> _EXERCISE REQUIREMENTS_: Copy out the data below as written; omit any images.

## start INPUT FOR THIS TASK

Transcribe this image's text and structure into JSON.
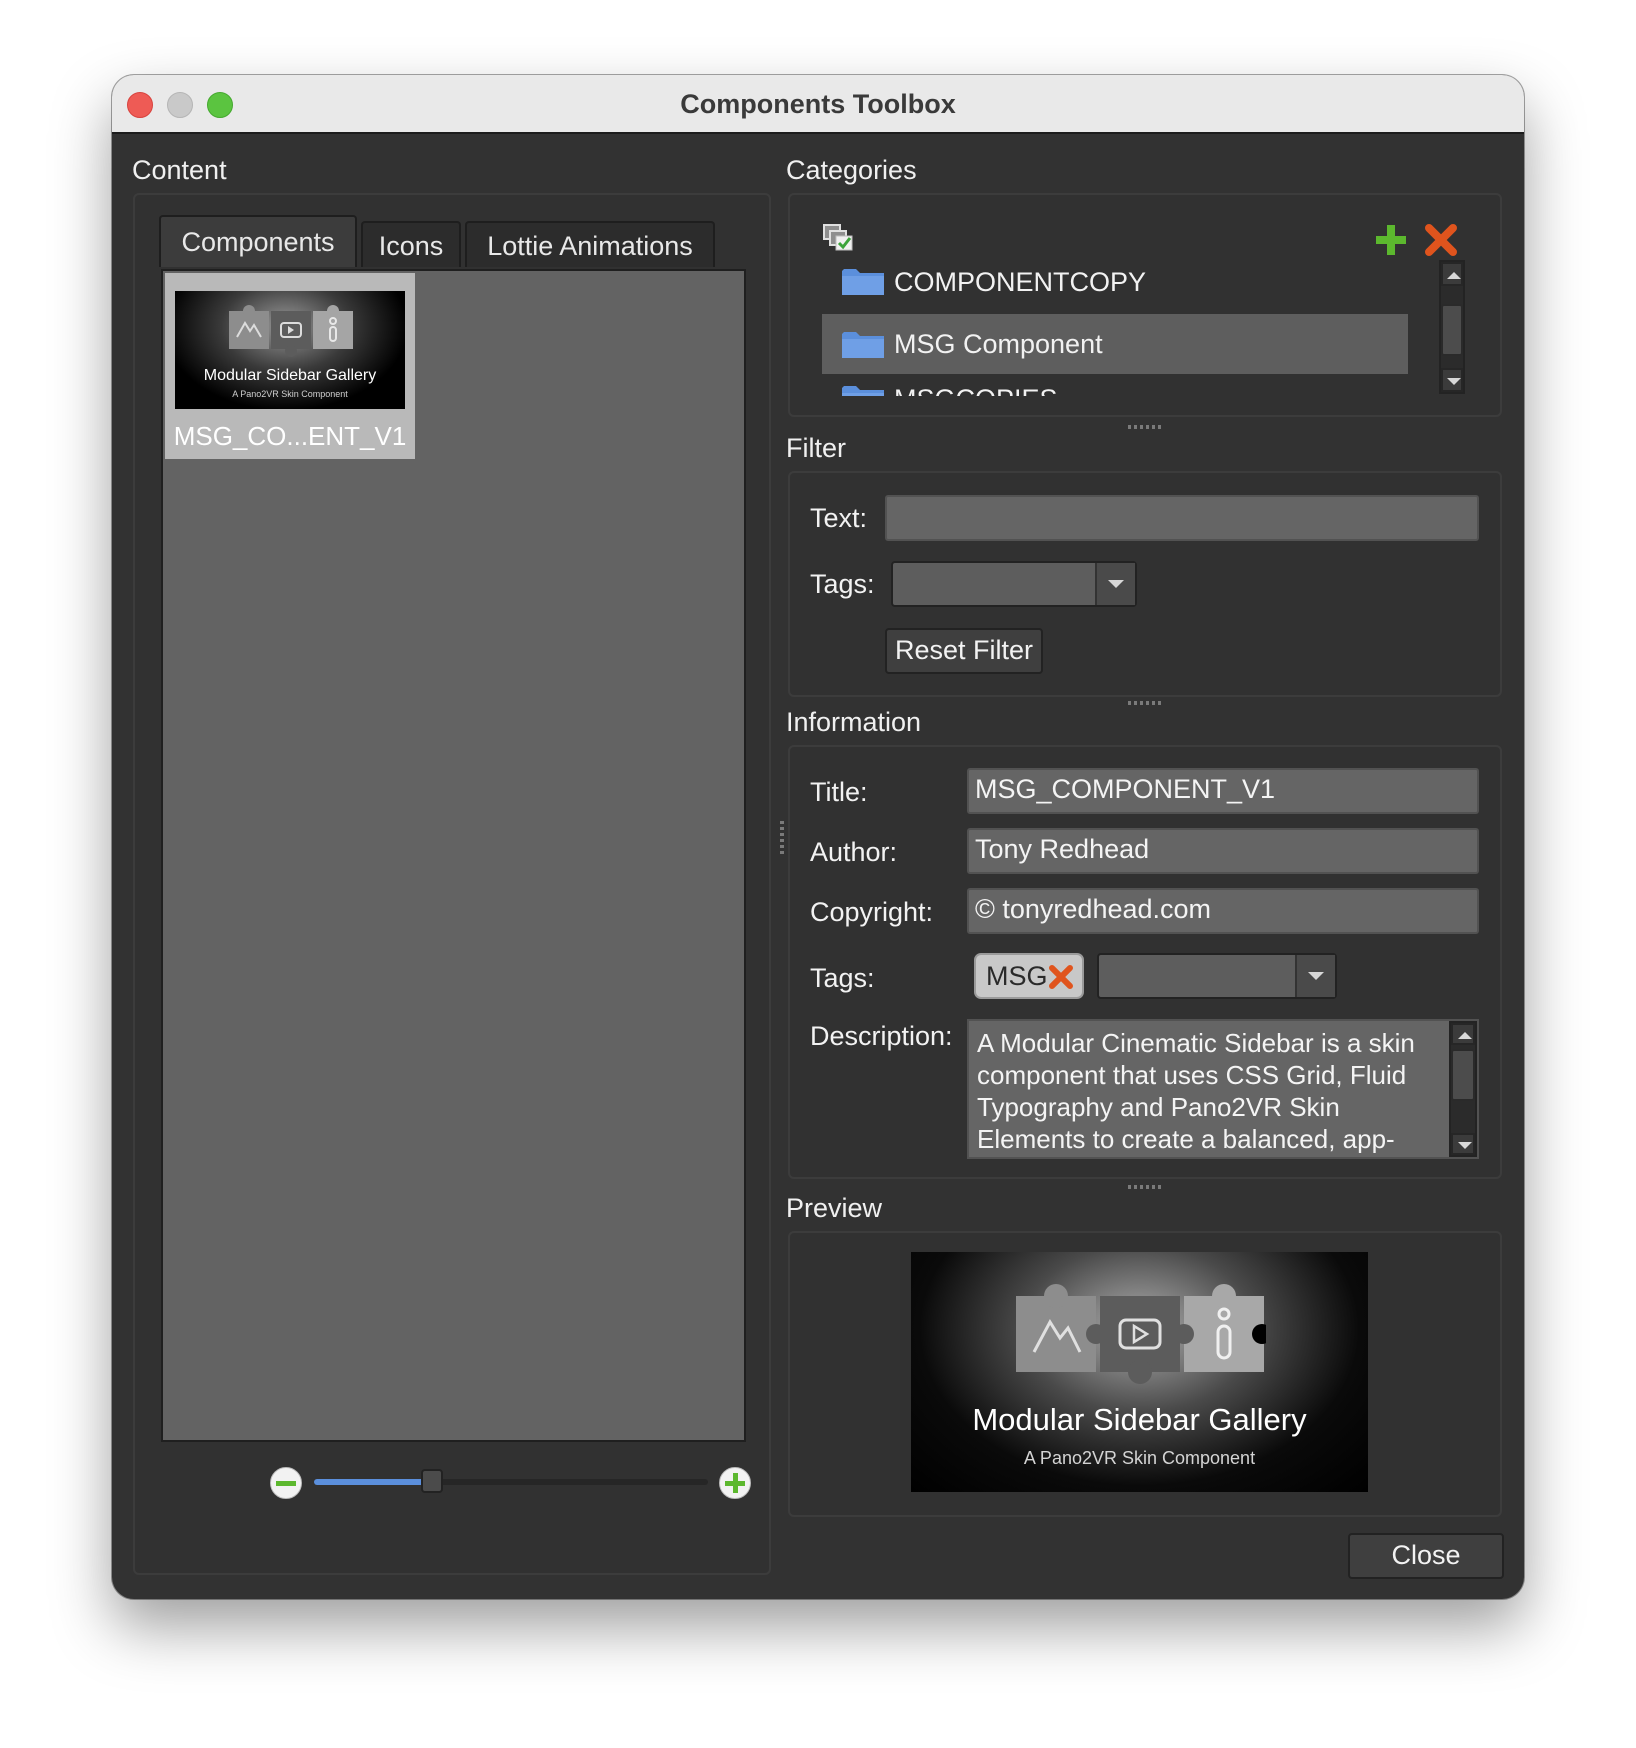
{
  "window": {
    "title": "Components Toolbox"
  },
  "content": {
    "label": "Content",
    "tabs": [
      {
        "label": "Components",
        "active": true
      },
      {
        "label": "Icons",
        "active": false
      },
      {
        "label": "Lottie Animations",
        "active": false
      }
    ],
    "items": [
      {
        "label": "MSG_CO...ENT_V1",
        "thumb_title": "Modular Sidebar Gallery",
        "thumb_subtitle": "A Pano2VR Skin Component"
      }
    ],
    "zoom_level": 0.3
  },
  "categories": {
    "label": "Categories",
    "items": [
      {
        "label": "COMPONENTCOPY",
        "selected": false
      },
      {
        "label": "MSG Component",
        "selected": true
      },
      {
        "label": "MSGCOPIES",
        "selected": false
      }
    ]
  },
  "filter": {
    "label": "Filter",
    "text_label": "Text:",
    "text_value": "",
    "tags_label": "Tags:",
    "tags_value": "",
    "reset_label": "Reset Filter"
  },
  "information": {
    "label": "Information",
    "title_label": "Title:",
    "title_value": "MSG_COMPONENT_V1",
    "author_label": "Author:",
    "author_value": "Tony Redhead",
    "copyright_label": "Copyright:",
    "copyright_value": "© tonyredhead.com",
    "tags_label": "Tags:",
    "tag_chip": "MSG",
    "description_label": "Description:",
    "description_value": "A Modular Cinematic Sidebar is a skin component that uses CSS Grid, Fluid Typography and Pano2VR Skin Elements to create a balanced, app-"
  },
  "preview": {
    "label": "Preview",
    "title": "Modular Sidebar Gallery",
    "subtitle": "A Pano2VR Skin Component"
  },
  "close_label": "Close",
  "colors": {
    "window_bg": "#323232",
    "selection": "#5e5e5e",
    "folder_blue": "#5b8fdc",
    "add_green": "#5cb82e",
    "remove_orange": "#e0541d",
    "slider_fill": "#5b8fdc"
  }
}
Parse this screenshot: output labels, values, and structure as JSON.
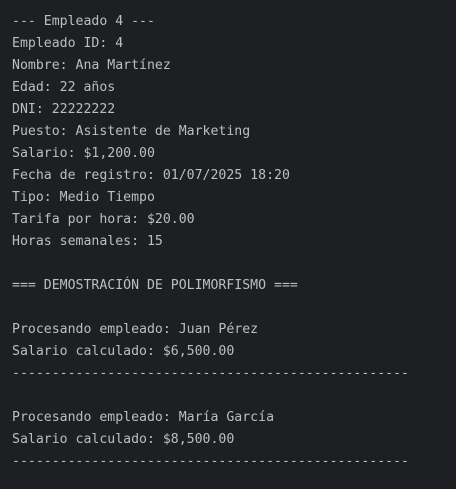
{
  "console": {
    "lines": [
      "--- Empleado 4 ---",
      "Empleado ID: 4",
      "Nombre: Ana Martínez",
      "Edad: 22 años",
      "DNI: 22222222",
      "Puesto: Asistente de Marketing",
      "Salario: $1,200.00",
      "Fecha de registro: 01/07/2025 18:20",
      "Tipo: Medio Tiempo",
      "Tarifa por hora: $20.00",
      "Horas semanales: 15",
      "",
      "=== DEMOSTRACIÓN DE POLIMORFISMO ===",
      "",
      "Procesando empleado: Juan Pérez",
      "Salario calculado: $6,500.00",
      "--------------------------------------------------",
      "",
      "Procesando empleado: María García",
      "Salario calculado: $8,500.00",
      "--------------------------------------------------"
    ]
  }
}
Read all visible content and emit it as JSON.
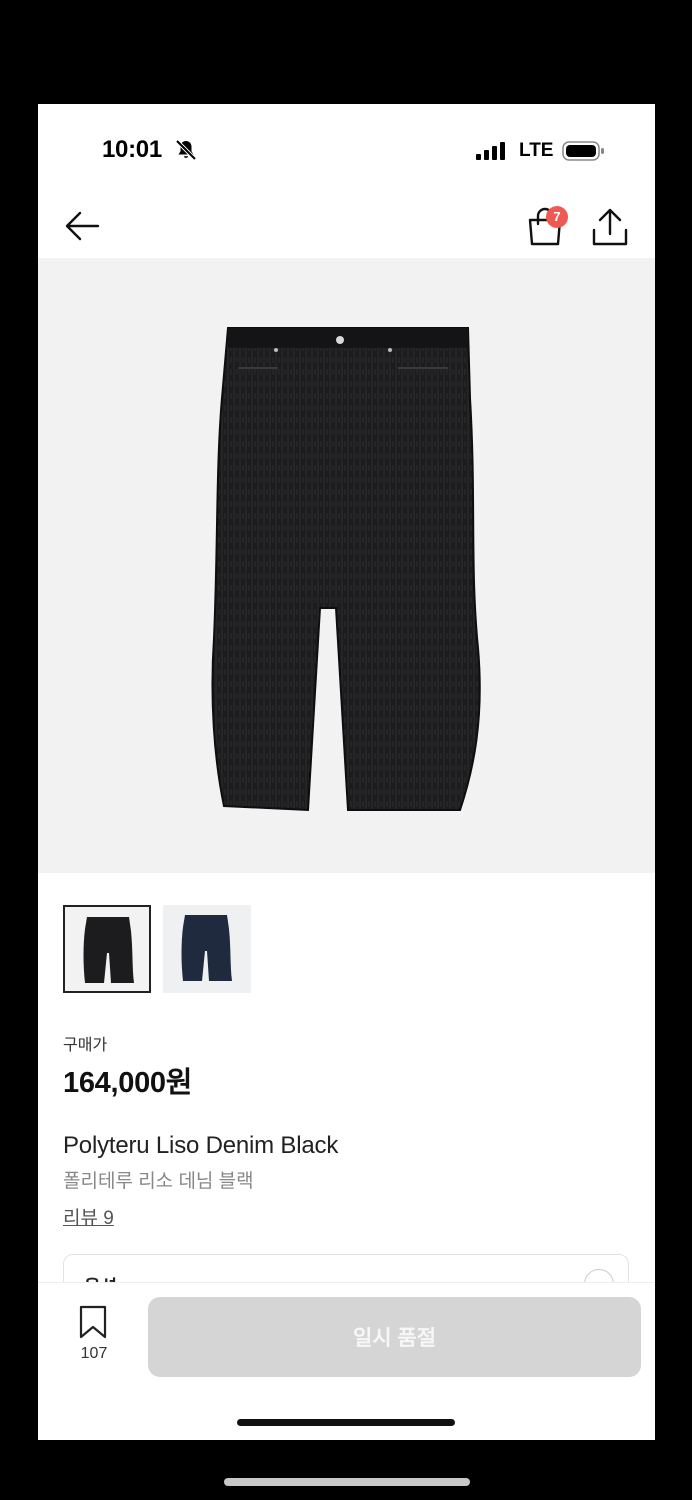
{
  "status_bar": {
    "time": "10:01",
    "network": "LTE",
    "icons": [
      "bell-slash-icon",
      "signal-icon",
      "battery-icon"
    ]
  },
  "nav": {
    "back_icon": "arrow-left-icon",
    "cart_icon": "shopping-bag-icon",
    "cart_count": "7",
    "share_icon": "share-icon"
  },
  "product": {
    "price_label": "구매가",
    "price": "164,000원",
    "name_en": "Polyteru Liso Denim Black",
    "name_ko": "폴리테루 리소 데님 블랙",
    "review_link": "리뷰 9",
    "thumbnails": [
      "black",
      "navy"
    ],
    "selected_thumbnail": 0
  },
  "option": {
    "label": "옵션"
  },
  "bottom_bar": {
    "wishlist_icon": "bookmark-icon",
    "wishlist_count": "107",
    "soldout_label": "일시 품절"
  },
  "colors": {
    "badge": "#ee5a52",
    "disabled_button": "#d5d5d5",
    "image_bg": "#f2f2f2"
  }
}
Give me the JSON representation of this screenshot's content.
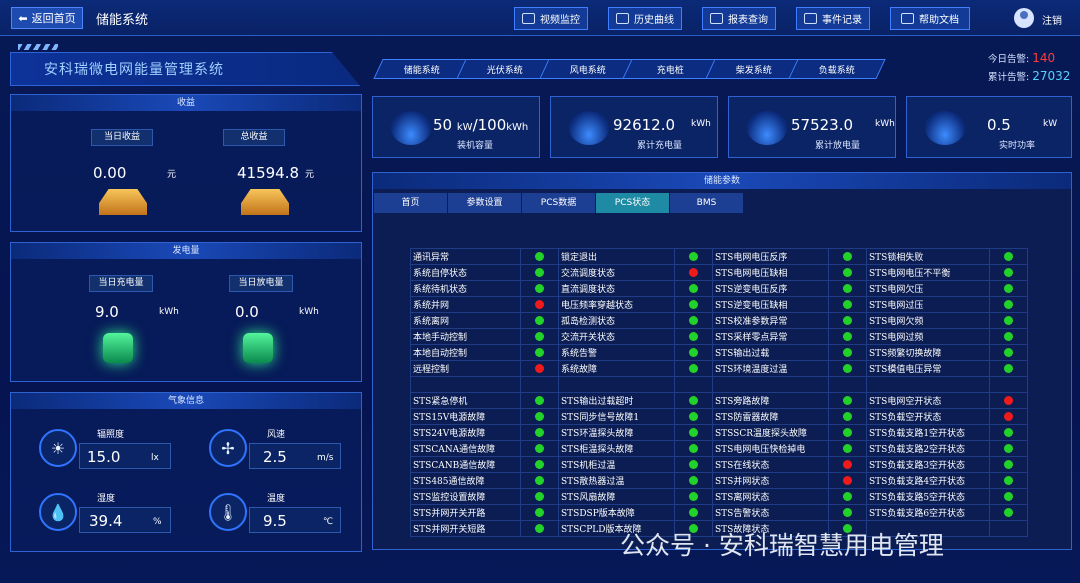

## end INPUT FOR THIS TASK

> _RESPONSE TO THIS TASK_:
Transcribe this image's text and structure into JSON.
{
  "window": {
    "title": "Components Toolbox"
  },
  "content": {
    "label": "Content",
    "tabs": [
      {
        "label": "Components",
        "active": true
      },
      {
        "label": "Icons",
        "active": false
      },
      {
        "label": "Lottie Animations",
        "active": false
      }
    ],
    "items": [
      {
        "label": "MSG_CO...ENT_V1",
        "thumb_title": "Modular Sidebar Gallery",
        "thumb_subtitle": "A Pano2VR Skin Component"
      }
    ],
    "zoom_level": 0.3
  },
  "categories": {
    "label": "Categories",
    "items": [
      {
        "label": "COMPONENTCOPY",
        "selected": false
      },
      {
        "label": "MSG Component",
        "selected": true
      },
      {
        "label": "MSGCOPIES",
        "selected": false
      }
    ]
  },
  "filter": {
    "label": "Filter",
    "text_label": "Text:",
    "text_value": "",
    "tags_label": "Tags:",
    "tags_value": "",
    "reset_label": "Reset Filter"
  },
  "information": {
    "label": "Information",
    "title_label": "Title:",
    "title_value": "MSG_COMPONENT_V1",
    "author_label": "Author:",
    "author_value": "Tony Redhead",
    "copyright_label": "Copyright:",
    "copyright_value": "© tonyredhead.com",
    "tags_label": "Tags:",
    "tag_chip": "MSG",
    "description_label": "Description:",
    "description_value": "A Modular Cinematic Sidebar is a skin component that uses CSS Grid, Fluid Typography and Pano2VR Skin Elements to create a balanced, app-"
  },
  "preview": {
    "label": "Preview",
    "title": "Modular Sidebar Gallery",
    "subtitle": "A Pano2VR Skin Component"
  },
  "close_label": "Close",
  "colors": {
    "window_bg": "#323232",
    "selection": "#5e5e5e",
    "folder_blue": "#5b8fdc",
    "add_green": "#5cb82e",
    "remove_orange": "#e0541d",
    "slider_fill": "#5b8fdc"
  }
}
Parse this screenshot: output labels, values, and structure as JSON.
{
  "console": {
    "lines": [
      "--- Empleado 4 ---",
      "Empleado ID: 4",
      "Nombre: Ana Martínez",
      "Edad: 22 años",
      "DNI: 22222222",
      "Puesto: Asistente de Marketing",
      "Salario: $1,200.00",
      "Fecha de registro: 01/07/2025 18:20",
      "Tipo: Medio Tiempo",
      "Tarifa por hora: $20.00",
      "Horas semanales: 15",
      "",
      "=== DEMOSTRACIÓN DE POLIMORFISMO ===",
      "",
      "Procesando empleado: Juan Pérez",
      "Salario calculado: $6,500.00",
      "--------------------------------------------------",
      "",
      "Procesando empleado: María García",
      "Salario calculado: $8,500.00",
      "--------------------------------------------------"
    ]
  }
}
Read all visible content and emit it as JSON.
{
  "status_bar": {
    "time": "10:01",
    "network": "LTE",
    "icons": [
      "bell-slash-icon",
      "signal-icon",
      "battery-icon"
    ]
  },
  "nav": {
    "back_icon": "arrow-left-icon",
    "cart_icon": "shopping-bag-icon",
    "cart_count": "7",
    "share_icon": "share-icon"
  },
  "product": {
    "price_label": "구매가",
    "price": "164,000원",
    "name_en": "Polyteru Liso Denim Black",
    "name_ko": "폴리테루 리소 데님 블랙",
    "review_link": "리뷰 9",
    "thumbnails": [
      "black",
      "navy"
    ],
    "selected_thumbnail": 0
  },
  "option": {
    "label": "옵션"
  },
  "bottom_bar": {
    "wishlist_icon": "bookmark-icon",
    "wishlist_count": "107",
    "soldout_label": "일시 품절"
  },
  "colors": {
    "badge": "#ee5a52",
    "disabled_button": "#d5d5d5",
    "image_bg": "#f2f2f2"
  }
}
Give me the JSON representation of this screenshot's content.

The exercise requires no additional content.